BEGIN

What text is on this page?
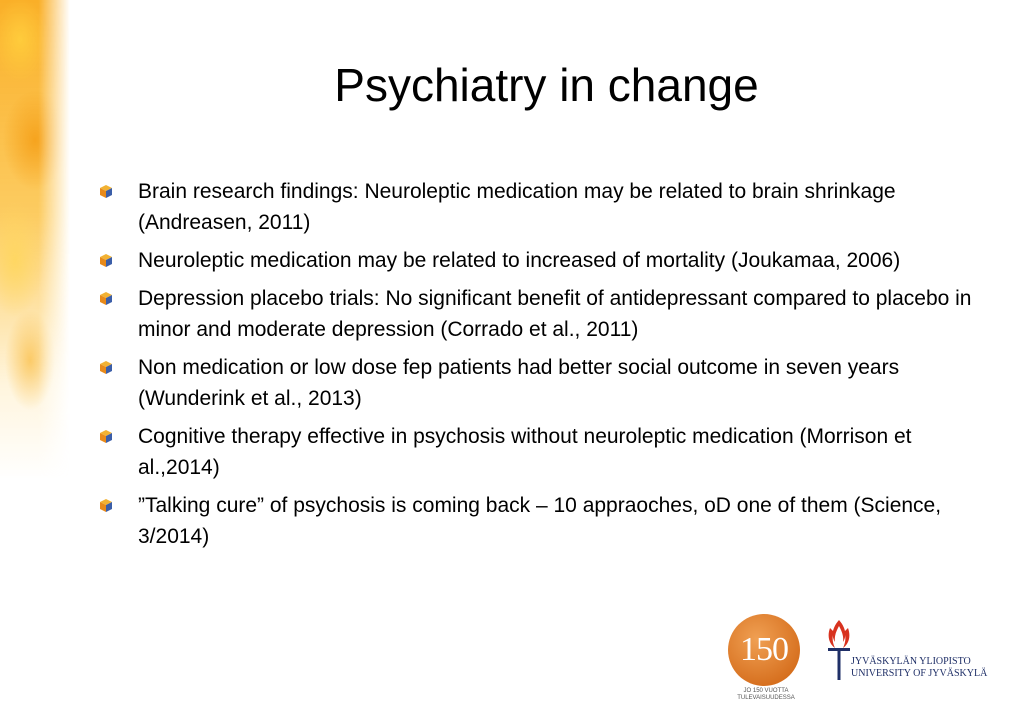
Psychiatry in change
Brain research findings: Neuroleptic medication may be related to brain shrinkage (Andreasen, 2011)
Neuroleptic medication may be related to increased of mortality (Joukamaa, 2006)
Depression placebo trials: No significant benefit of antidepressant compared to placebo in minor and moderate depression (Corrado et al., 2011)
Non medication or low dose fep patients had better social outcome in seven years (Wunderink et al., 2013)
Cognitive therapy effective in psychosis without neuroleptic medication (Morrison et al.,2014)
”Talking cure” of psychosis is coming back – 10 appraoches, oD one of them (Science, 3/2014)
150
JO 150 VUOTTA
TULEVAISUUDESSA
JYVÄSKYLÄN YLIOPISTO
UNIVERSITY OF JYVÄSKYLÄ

END

TRY IT:
How many lines of the data contain the word "related"? Answer with the number alone.

EXPECTED ANSWER:
2